• Input:
------------------------------------------------------------

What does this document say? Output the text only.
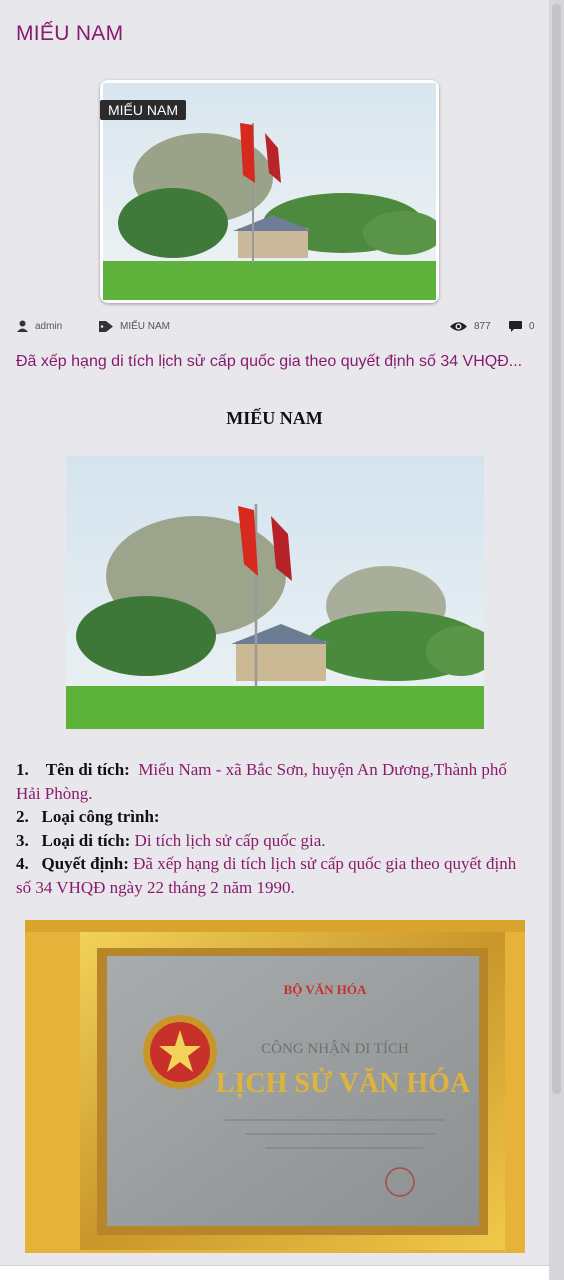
MIẾU NAM
MIẾU NAM
admin	MIẾU NAM	877	0
Đã xếp hạng di tích lịch sử cấp quốc gia theo quyết định số 34 VHQĐ...
MIẾU NAM
1. Tên di tích: Miếu Nam - xã Bắc Sơn, huyện An Dương,Thành phố Hải Phòng.
2. Loại công trình:
3. Loại di tích: Di tích lịch sử cấp quốc gia.
4. Quyết định: Đã xếp hạng di tích lịch sử cấp quốc gia theo quyết định số 34 VHQĐ ngày 22 tháng 2 năm 1990.
BỘ VĂN HÓA
CÔNG NHẬN DI TÍCH
LỊCH SỬ VĂN HÓA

------------------------------------------------------------

Copy the data exactly. Any picture it contains is to be omitted.

What does this document say? Output the text only.
MIẾU NAM
MIẾU NAM
admin	MIẾU NAM	877	0
Đã xếp hạng di tích lịch sử cấp quốc gia theo quyết định số 34 VHQĐ...
MIẾU NAM
1. Tên di tích: Miếu Nam - xã Bắc Sơn, huyện An Dương,Thành phố Hải Phòng.
2. Loại công trình:
3. Loại di tích: Di tích lịch sử cấp quốc gia.
4. Quyết định: Đã xếp hạng di tích lịch sử cấp quốc gia theo quyết định số 34 VHQĐ ngày 22 tháng 2 năm 1990.
BỘ VĂN HÓA
CÔNG NHẬN DI TÍCH
LỊCH SỬ VĂN HÓA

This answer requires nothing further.